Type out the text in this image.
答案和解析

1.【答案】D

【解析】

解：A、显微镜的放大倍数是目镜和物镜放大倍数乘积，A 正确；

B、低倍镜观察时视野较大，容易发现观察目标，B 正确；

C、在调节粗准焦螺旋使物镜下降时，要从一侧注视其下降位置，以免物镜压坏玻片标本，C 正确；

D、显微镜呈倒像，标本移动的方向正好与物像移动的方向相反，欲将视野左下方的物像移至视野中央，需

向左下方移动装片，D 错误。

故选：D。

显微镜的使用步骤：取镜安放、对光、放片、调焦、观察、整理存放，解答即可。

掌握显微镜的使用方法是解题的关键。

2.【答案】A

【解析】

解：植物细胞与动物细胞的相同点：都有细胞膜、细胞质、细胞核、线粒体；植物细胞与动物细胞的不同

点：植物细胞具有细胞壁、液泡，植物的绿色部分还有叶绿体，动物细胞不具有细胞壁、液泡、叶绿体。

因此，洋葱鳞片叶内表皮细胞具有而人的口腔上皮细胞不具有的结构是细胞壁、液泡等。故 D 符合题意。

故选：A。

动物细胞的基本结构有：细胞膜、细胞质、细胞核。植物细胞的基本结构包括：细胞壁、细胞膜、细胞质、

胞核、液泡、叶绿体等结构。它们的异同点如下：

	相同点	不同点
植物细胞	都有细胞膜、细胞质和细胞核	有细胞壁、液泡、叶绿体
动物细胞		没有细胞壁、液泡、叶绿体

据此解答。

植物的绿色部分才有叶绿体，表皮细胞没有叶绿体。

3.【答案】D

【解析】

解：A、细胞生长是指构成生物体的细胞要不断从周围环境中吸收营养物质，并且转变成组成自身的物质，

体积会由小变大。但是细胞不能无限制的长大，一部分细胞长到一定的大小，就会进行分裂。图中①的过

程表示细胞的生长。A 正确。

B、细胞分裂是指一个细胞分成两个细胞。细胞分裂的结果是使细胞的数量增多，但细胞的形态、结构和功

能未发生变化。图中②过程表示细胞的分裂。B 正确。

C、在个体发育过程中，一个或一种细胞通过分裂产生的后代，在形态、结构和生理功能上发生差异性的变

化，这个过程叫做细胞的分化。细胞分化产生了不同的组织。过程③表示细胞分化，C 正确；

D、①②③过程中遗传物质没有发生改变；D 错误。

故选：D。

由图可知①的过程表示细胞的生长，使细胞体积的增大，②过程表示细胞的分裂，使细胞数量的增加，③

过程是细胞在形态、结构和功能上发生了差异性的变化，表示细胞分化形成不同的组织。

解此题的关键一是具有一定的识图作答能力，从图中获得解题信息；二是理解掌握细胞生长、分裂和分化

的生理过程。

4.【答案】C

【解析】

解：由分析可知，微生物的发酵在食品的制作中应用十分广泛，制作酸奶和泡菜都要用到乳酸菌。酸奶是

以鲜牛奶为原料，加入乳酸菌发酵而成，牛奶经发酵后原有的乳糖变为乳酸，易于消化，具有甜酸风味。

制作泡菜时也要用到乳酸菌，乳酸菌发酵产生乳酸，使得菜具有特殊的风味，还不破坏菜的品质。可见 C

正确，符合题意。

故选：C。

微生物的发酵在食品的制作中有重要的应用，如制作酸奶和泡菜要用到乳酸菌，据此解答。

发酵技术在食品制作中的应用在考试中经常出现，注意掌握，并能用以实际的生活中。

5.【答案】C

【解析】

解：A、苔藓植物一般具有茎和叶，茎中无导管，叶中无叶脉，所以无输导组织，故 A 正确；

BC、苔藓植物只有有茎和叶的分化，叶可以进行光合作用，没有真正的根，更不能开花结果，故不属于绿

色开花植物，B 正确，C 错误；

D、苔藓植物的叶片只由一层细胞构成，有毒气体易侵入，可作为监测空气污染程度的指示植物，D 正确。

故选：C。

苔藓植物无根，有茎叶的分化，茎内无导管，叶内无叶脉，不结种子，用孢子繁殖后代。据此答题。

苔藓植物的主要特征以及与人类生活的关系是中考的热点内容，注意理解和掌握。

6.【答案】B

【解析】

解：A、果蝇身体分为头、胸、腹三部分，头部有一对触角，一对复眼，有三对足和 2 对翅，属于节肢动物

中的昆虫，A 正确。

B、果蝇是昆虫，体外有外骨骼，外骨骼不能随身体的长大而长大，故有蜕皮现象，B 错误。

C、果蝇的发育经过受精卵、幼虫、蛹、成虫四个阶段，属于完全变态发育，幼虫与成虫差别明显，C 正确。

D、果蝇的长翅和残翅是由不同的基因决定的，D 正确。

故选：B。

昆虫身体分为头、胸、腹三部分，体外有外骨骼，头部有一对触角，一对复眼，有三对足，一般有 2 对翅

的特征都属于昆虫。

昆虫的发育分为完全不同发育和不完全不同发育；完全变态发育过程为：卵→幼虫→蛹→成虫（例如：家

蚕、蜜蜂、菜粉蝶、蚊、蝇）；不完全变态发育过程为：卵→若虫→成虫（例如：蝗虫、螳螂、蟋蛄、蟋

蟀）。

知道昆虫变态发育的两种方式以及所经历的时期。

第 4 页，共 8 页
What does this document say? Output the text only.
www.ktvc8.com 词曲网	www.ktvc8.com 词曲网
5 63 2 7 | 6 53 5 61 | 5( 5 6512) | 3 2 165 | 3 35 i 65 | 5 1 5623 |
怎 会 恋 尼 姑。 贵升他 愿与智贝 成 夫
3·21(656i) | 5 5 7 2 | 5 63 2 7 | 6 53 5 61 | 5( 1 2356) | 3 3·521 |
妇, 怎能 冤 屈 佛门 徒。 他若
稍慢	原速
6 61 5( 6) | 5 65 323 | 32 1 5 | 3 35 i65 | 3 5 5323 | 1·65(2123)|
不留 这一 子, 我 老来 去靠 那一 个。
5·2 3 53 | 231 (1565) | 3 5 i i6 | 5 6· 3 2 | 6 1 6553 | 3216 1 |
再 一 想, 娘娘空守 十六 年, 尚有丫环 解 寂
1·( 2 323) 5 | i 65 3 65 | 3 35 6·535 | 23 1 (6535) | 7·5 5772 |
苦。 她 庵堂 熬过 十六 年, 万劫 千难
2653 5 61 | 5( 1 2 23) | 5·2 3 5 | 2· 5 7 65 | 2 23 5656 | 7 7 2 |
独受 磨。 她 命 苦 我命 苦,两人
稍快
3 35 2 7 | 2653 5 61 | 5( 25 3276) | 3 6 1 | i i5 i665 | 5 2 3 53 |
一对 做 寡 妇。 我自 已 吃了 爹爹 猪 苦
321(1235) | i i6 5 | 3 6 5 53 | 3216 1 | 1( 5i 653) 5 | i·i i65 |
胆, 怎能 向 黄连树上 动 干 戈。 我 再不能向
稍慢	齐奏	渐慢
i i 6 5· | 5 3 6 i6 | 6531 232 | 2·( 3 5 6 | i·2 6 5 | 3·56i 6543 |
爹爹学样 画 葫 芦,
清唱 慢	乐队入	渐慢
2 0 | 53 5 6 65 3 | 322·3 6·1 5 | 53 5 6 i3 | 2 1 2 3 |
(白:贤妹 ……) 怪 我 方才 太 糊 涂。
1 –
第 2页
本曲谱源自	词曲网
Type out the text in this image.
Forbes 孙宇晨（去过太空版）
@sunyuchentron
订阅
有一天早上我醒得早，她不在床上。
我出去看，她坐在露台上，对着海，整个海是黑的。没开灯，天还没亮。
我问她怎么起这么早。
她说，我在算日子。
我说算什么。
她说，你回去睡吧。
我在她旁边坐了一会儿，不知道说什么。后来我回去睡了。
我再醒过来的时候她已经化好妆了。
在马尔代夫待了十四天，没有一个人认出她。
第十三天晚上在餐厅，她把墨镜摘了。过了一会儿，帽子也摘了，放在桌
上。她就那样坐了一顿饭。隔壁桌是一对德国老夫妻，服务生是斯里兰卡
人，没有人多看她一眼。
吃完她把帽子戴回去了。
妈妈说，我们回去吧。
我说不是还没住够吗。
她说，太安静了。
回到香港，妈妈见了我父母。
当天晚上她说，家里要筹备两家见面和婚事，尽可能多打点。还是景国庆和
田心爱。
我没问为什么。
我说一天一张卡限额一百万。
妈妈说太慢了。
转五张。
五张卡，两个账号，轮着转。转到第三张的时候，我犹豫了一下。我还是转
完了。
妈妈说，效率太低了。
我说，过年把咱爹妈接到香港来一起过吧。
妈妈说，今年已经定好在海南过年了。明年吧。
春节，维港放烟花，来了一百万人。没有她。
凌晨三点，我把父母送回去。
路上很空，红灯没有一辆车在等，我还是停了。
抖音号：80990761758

● EXERCISE TASK: Reproduce each line from the records that contains the word "腹三部分".

● REPLY:
解：A、果蝇身体分为头、胸、腹三部分，头部有一对触角，一对复眼，有三对足和 2 对翅，属于节肢动物
昆虫身体分为头、胸、腹三部分，体外有外骨骼，头部有一对触角，一对复眼，有三对足，一般有 2 对翅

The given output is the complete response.